- [Required task 1]:
Answer these questions about the case report on the Glaucus:
(a) Which court heard the case?
(b) How many white lights does the act of July 25, 1866 require coasting steamers to carry?
(c) At what angle are the sailing vessel and the steamer crossing in the second numbered point?

- [Document section]:
■ ■ ■ ■ ■

468

Case No. 5,478.

The GLAUCUS.

[1 Lowell, 366.]1

District Court, D. Massachusetts.

July, 1869.2

COLLISION—STEAM AND SAIL—LOSS OF CARGO—DAMAGES—FREIGHT.

1. Quaere, what is the true construction of Act July 25, 1866 [14 Stat. 228], which requires ocean-going steamers and those carrying sail, to have one white light as prescribed by the act of 1864 [13 Stat. 58], and requires coasting steamers to carry two such lights, the fact being that many coasting steamers are ocean-going and carry sail?

2. If a sailing vessel and a steamer are crossing at an angle of forty-five degrees, and the pilot of the steamer sees both lights of the sailing vessel at any considerable distance, and the steamer is going twice as fast as the sailing vessel, and puts her helm so as to increase the distance between them, it is impossible that any act done on board the sailing vessel after both her lights were thus seen, should bring the vessels together, stem and stem.

■ ■ ■ ■ ■

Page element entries
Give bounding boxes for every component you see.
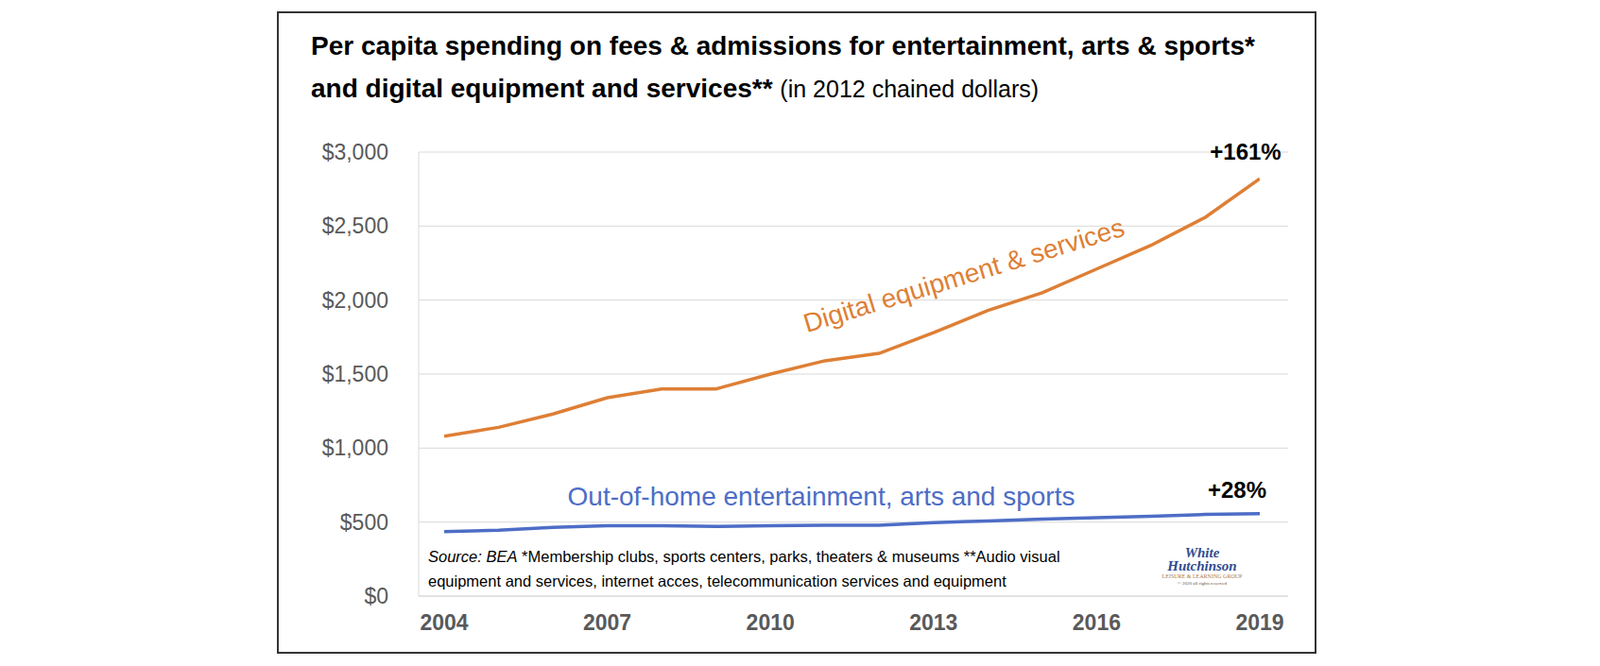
html-text:White: White — [1184, 544, 1220, 560]
html-text:equipment and services, intern: equipment and services, internet acces, … — [428, 572, 1007, 590]
html-text:© 2020 all rights reserved: © 2020 all rights reserved — [1177, 580, 1227, 586]
svg-text:$2,000: $2,000 — [322, 288, 389, 313]
html-text:+28%: +28% — [1207, 477, 1267, 503]
svg-text:2013: 2013 — [909, 610, 958, 636]
html-text:+161%: +161% — [1209, 138, 1282, 165]
html-text:Source: BEA *Membership clubs,: Source: BEA *Membership clubs, sports ce… — [428, 548, 1060, 566]
html-text:Out-of-home entertainment, art: Out-of-home entertainment, arts and spor… — [567, 481, 1076, 512]
svg-text:2010: 2010 — [746, 610, 795, 636]
svg-text:$0: $0 — [363, 584, 389, 609]
svg-text:2019: 2019 — [1235, 610, 1284, 636]
svg-text:$1,000: $1,000 — [322, 435, 389, 461]
svg-text:2004: 2004 — [419, 610, 468, 636]
svg-text:$1,500: $1,500 — [322, 361, 389, 387]
html-text:Per capita spending on fees &: Per capita spending on fees & admissions… — [310, 31, 1255, 104]
svg-text:2016: 2016 — [1072, 610, 1121, 636]
svg-text:$500: $500 — [340, 510, 389, 535]
html-text:LEISURE & LEARNING GROUP: LEISURE & LEARNING GROUP — [1162, 573, 1243, 579]
html-text:Hutchinson: Hutchinson — [1167, 558, 1237, 574]
html-text:Digital equipment & services: Digital equipment & services — [799, 212, 1128, 339]
svg-text:2007: 2007 — [583, 610, 632, 636]
svg-text:$2,500: $2,500 — [322, 213, 389, 239]
svg-text:$3,000: $3,000 — [322, 139, 389, 165]
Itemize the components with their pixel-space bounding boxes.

■ ■ ■ ■ ■

- [Required task 2]:
Count the lines in the entries that contain the string "equipment", and reply with that number alone.

- [Worked answer 1]:
(a) District Court, D. Massachusetts
(b) Two
(c) Forty-five degrees

- [Worked answer 2]:
2